(Items from a figure collection)
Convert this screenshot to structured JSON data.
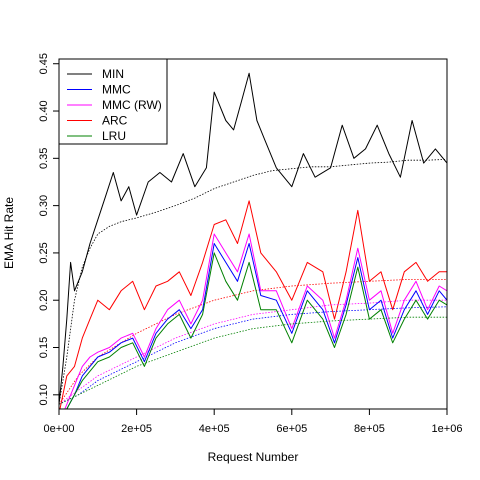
{
  "chart_data": {
    "type": "line",
    "xlabel": "Request Number",
    "ylabel": "EMA Hit Rate",
    "xlim": [
      0,
      1000000
    ],
    "ylim": [
      0.085,
      0.455
    ],
    "x_ticks": [
      0,
      200000,
      400000,
      600000,
      800000,
      1000000
    ],
    "x_tick_labels": [
      "0e+00",
      "2e+05",
      "4e+05",
      "6e+05",
      "8e+05",
      "1e+06"
    ],
    "y_ticks": [
      0.1,
      0.15,
      0.2,
      0.25,
      0.3,
      0.35,
      0.4,
      0.45
    ],
    "y_tick_labels": [
      "0.10",
      "0.15",
      "0.20",
      "0.25",
      "0.30",
      "0.35",
      "0.40",
      "0.45"
    ],
    "grid": false,
    "legend_position": "top-left",
    "legend": [
      {
        "name": "MIN",
        "color": "#000000"
      },
      {
        "name": "MMC",
        "color": "#0000ff"
      },
      {
        "name": "MMC (RW)",
        "color": "#ff00ff"
      },
      {
        "name": "ARC",
        "color": "#ff0000"
      },
      {
        "name": "LRU",
        "color": "#008000"
      }
    ],
    "series": [
      {
        "name": "MIN",
        "style": "solid",
        "color": "#000000",
        "x": [
          0,
          10000,
          20000,
          30000,
          40000,
          60000,
          80000,
          100000,
          120000,
          140000,
          160000,
          180000,
          200000,
          230000,
          260000,
          290000,
          320000,
          350000,
          380000,
          400000,
          430000,
          450000,
          470000,
          490000,
          510000,
          530000,
          560000,
          600000,
          630000,
          660000,
          700000,
          730000,
          760000,
          790000,
          820000,
          850000,
          880000,
          910000,
          940000,
          970000,
          1000000
        ],
        "values": [
          0.09,
          0.13,
          0.18,
          0.24,
          0.21,
          0.23,
          0.26,
          0.285,
          0.31,
          0.335,
          0.305,
          0.32,
          0.29,
          0.325,
          0.335,
          0.325,
          0.355,
          0.32,
          0.34,
          0.42,
          0.39,
          0.38,
          0.41,
          0.44,
          0.39,
          0.37,
          0.34,
          0.32,
          0.355,
          0.33,
          0.34,
          0.385,
          0.35,
          0.36,
          0.385,
          0.355,
          0.33,
          0.39,
          0.345,
          0.36,
          0.345
        ]
      },
      {
        "name": "MIN (average)",
        "style": "dotted",
        "color": "#000000",
        "x": [
          0,
          20000,
          40000,
          60000,
          80000,
          100000,
          130000,
          160000,
          200000,
          250000,
          300000,
          350000,
          400000,
          450000,
          500000,
          550000,
          600000,
          650000,
          700000,
          750000,
          800000,
          850000,
          900000,
          950000,
          1000000
        ],
        "values": [
          0.09,
          0.14,
          0.2,
          0.235,
          0.255,
          0.27,
          0.278,
          0.283,
          0.287,
          0.293,
          0.3,
          0.308,
          0.318,
          0.325,
          0.332,
          0.337,
          0.339,
          0.341,
          0.341,
          0.343,
          0.345,
          0.346,
          0.348,
          0.348,
          0.349
        ]
      },
      {
        "name": "ARC",
        "style": "solid",
        "color": "#ff0000",
        "x": [
          0,
          20000,
          40000,
          60000,
          80000,
          100000,
          130000,
          160000,
          190000,
          220000,
          250000,
          280000,
          310000,
          340000,
          370000,
          400000,
          430000,
          460000,
          490000,
          520000,
          560000,
          600000,
          640000,
          680000,
          710000,
          740000,
          770000,
          800000,
          830000,
          860000,
          890000,
          920000,
          950000,
          980000,
          1000000
        ],
        "values": [
          0.08,
          0.12,
          0.13,
          0.16,
          0.18,
          0.2,
          0.19,
          0.21,
          0.22,
          0.19,
          0.215,
          0.22,
          0.23,
          0.205,
          0.24,
          0.28,
          0.285,
          0.26,
          0.305,
          0.25,
          0.23,
          0.2,
          0.24,
          0.23,
          0.18,
          0.23,
          0.295,
          0.22,
          0.23,
          0.19,
          0.23,
          0.24,
          0.22,
          0.23,
          0.23
        ]
      },
      {
        "name": "ARC (average)",
        "style": "dotted",
        "color": "#ff0000",
        "x": [
          0,
          50000,
          100000,
          200000,
          300000,
          400000,
          500000,
          600000,
          700000,
          800000,
          900000,
          1000000
        ],
        "values": [
          0.09,
          0.12,
          0.14,
          0.165,
          0.185,
          0.2,
          0.21,
          0.215,
          0.218,
          0.22,
          0.222,
          0.222
        ]
      },
      {
        "name": "MMC (RW)",
        "style": "solid",
        "color": "#ff00ff",
        "x": [
          0,
          20000,
          40000,
          60000,
          80000,
          100000,
          130000,
          160000,
          190000,
          220000,
          250000,
          280000,
          310000,
          340000,
          370000,
          400000,
          430000,
          460000,
          490000,
          520000,
          560000,
          600000,
          640000,
          680000,
          710000,
          740000,
          770000,
          800000,
          830000,
          860000,
          890000,
          920000,
          950000,
          980000,
          1000000
        ],
        "values": [
          0.07,
          0.09,
          0.11,
          0.13,
          0.14,
          0.145,
          0.15,
          0.16,
          0.165,
          0.14,
          0.17,
          0.19,
          0.2,
          0.175,
          0.2,
          0.27,
          0.25,
          0.23,
          0.27,
          0.21,
          0.21,
          0.17,
          0.215,
          0.2,
          0.16,
          0.2,
          0.255,
          0.2,
          0.21,
          0.165,
          0.2,
          0.22,
          0.19,
          0.215,
          0.21
        ]
      },
      {
        "name": "MMC (RW) (average)",
        "style": "dotted",
        "color": "#ff00ff",
        "x": [
          0,
          50000,
          100000,
          200000,
          300000,
          400000,
          500000,
          600000,
          700000,
          800000,
          900000,
          1000000
        ],
        "values": [
          0.09,
          0.105,
          0.12,
          0.14,
          0.16,
          0.175,
          0.185,
          0.19,
          0.195,
          0.197,
          0.2,
          0.2
        ]
      },
      {
        "name": "MMC",
        "style": "solid",
        "color": "#0000ff",
        "x": [
          0,
          20000,
          40000,
          60000,
          80000,
          100000,
          130000,
          160000,
          190000,
          220000,
          250000,
          280000,
          310000,
          340000,
          370000,
          400000,
          430000,
          460000,
          490000,
          520000,
          560000,
          600000,
          640000,
          680000,
          710000,
          740000,
          770000,
          800000,
          830000,
          860000,
          890000,
          920000,
          950000,
          980000,
          1000000
        ],
        "values": [
          0.07,
          0.085,
          0.1,
          0.12,
          0.13,
          0.14,
          0.145,
          0.155,
          0.16,
          0.135,
          0.165,
          0.18,
          0.19,
          0.17,
          0.19,
          0.26,
          0.24,
          0.22,
          0.26,
          0.205,
          0.2,
          0.165,
          0.21,
          0.19,
          0.155,
          0.195,
          0.245,
          0.19,
          0.2,
          0.16,
          0.19,
          0.21,
          0.185,
          0.21,
          0.2
        ]
      },
      {
        "name": "MMC (average)",
        "style": "dotted",
        "color": "#0000ff",
        "x": [
          0,
          50000,
          100000,
          200000,
          300000,
          400000,
          500000,
          600000,
          700000,
          800000,
          900000,
          1000000
        ],
        "values": [
          0.09,
          0.1,
          0.115,
          0.135,
          0.155,
          0.17,
          0.18,
          0.185,
          0.188,
          0.19,
          0.192,
          0.193
        ]
      },
      {
        "name": "LRU",
        "style": "solid",
        "color": "#008000",
        "x": [
          0,
          20000,
          40000,
          60000,
          80000,
          100000,
          130000,
          160000,
          190000,
          220000,
          250000,
          280000,
          310000,
          340000,
          370000,
          400000,
          430000,
          460000,
          490000,
          520000,
          560000,
          600000,
          640000,
          680000,
          710000,
          740000,
          770000,
          800000,
          830000,
          860000,
          890000,
          920000,
          950000,
          980000,
          1000000
        ],
        "values": [
          0.07,
          0.085,
          0.1,
          0.115,
          0.125,
          0.135,
          0.14,
          0.15,
          0.155,
          0.13,
          0.16,
          0.175,
          0.185,
          0.16,
          0.185,
          0.25,
          0.22,
          0.2,
          0.24,
          0.19,
          0.19,
          0.155,
          0.2,
          0.18,
          0.15,
          0.185,
          0.235,
          0.18,
          0.19,
          0.155,
          0.18,
          0.2,
          0.18,
          0.2,
          0.195
        ]
      },
      {
        "name": "LRU (average)",
        "style": "dotted",
        "color": "#008000",
        "x": [
          0,
          50000,
          100000,
          200000,
          300000,
          400000,
          500000,
          600000,
          700000,
          800000,
          900000,
          1000000
        ],
        "values": [
          0.09,
          0.1,
          0.11,
          0.13,
          0.145,
          0.16,
          0.17,
          0.175,
          0.178,
          0.18,
          0.182,
          0.182
        ]
      }
    ]
  }
}
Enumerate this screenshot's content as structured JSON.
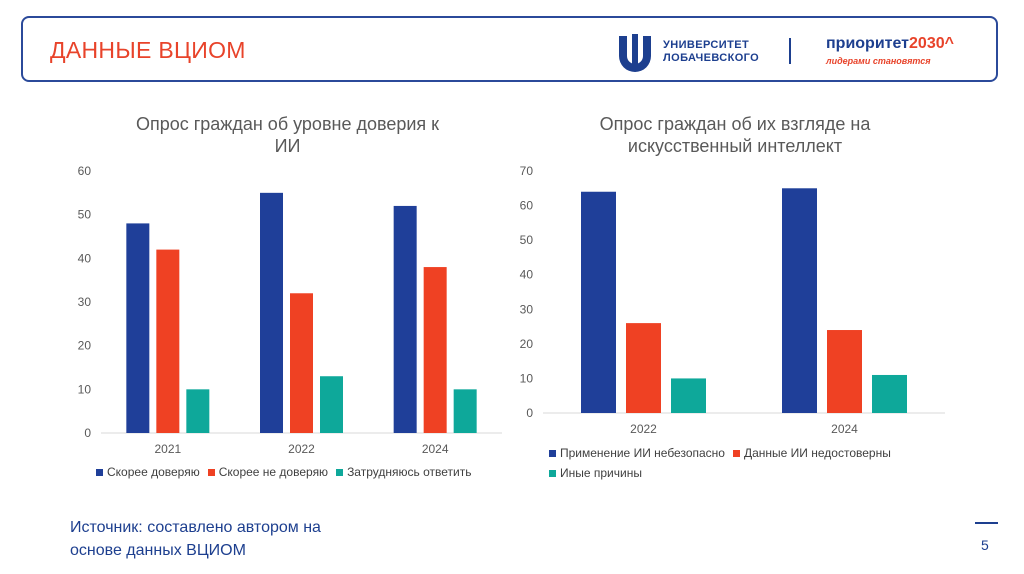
{
  "header": {
    "title": "ДАННЫЕ ВЦИОМ",
    "university_line1": "УНИВЕРСИТЕТ",
    "university_line2": "ЛОБАЧЕВСКОГО",
    "priority_brand": "приоритет",
    "priority_year": "2030",
    "priority_mark": "^",
    "priority_slogan": "лидерами становятся"
  },
  "colors": {
    "blue": "#1f3f99",
    "orange": "#ef4123",
    "teal": "#0ea89a",
    "accent": "#e8432a",
    "brand_blue": "#1d3f8f"
  },
  "chart_data": [
    {
      "type": "bar",
      "title_line1": "Опрос граждан об уровне доверия к",
      "title_line2": "ИИ",
      "categories": [
        "2021",
        "2022",
        "2024"
      ],
      "series": [
        {
          "name": "Скорее доверяю",
          "values": [
            48,
            55,
            52
          ]
        },
        {
          "name": "Скорее не доверяю",
          "values": [
            42,
            32,
            38
          ]
        },
        {
          "name": "Затрудняюсь ответить",
          "values": [
            10,
            13,
            10
          ]
        }
      ],
      "ylim": [
        0,
        60
      ],
      "yticks": [
        0,
        10,
        20,
        30,
        40,
        50,
        60
      ],
      "grid": false,
      "legend": "bottom"
    },
    {
      "type": "bar",
      "title_line1": "Опрос граждан об их взгляде на",
      "title_line2": "искусственный интеллект",
      "categories": [
        "2022",
        "2024"
      ],
      "series": [
        {
          "name": "Применение ИИ небезопасно",
          "values": [
            64,
            65
          ]
        },
        {
          "name": "Данные ИИ недостоверны",
          "values": [
            26,
            24
          ]
        },
        {
          "name": "Иные причины",
          "values": [
            10,
            11
          ]
        }
      ],
      "ylim": [
        0,
        70
      ],
      "yticks": [
        0,
        10,
        20,
        30,
        40,
        50,
        60,
        70
      ],
      "grid": false,
      "legend": "bottom"
    }
  ],
  "footer": {
    "source_line1": "Источник: составлено автором на",
    "source_line2": "основе данных ВЦИОМ",
    "slide_number": "5"
  }
}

Problem description -> Identify all lines in the records above with the word "screenshot".

Written reply ->
Convert this screenshot to structured JSON data.
Enumerate this screenshot's content as structured JSON.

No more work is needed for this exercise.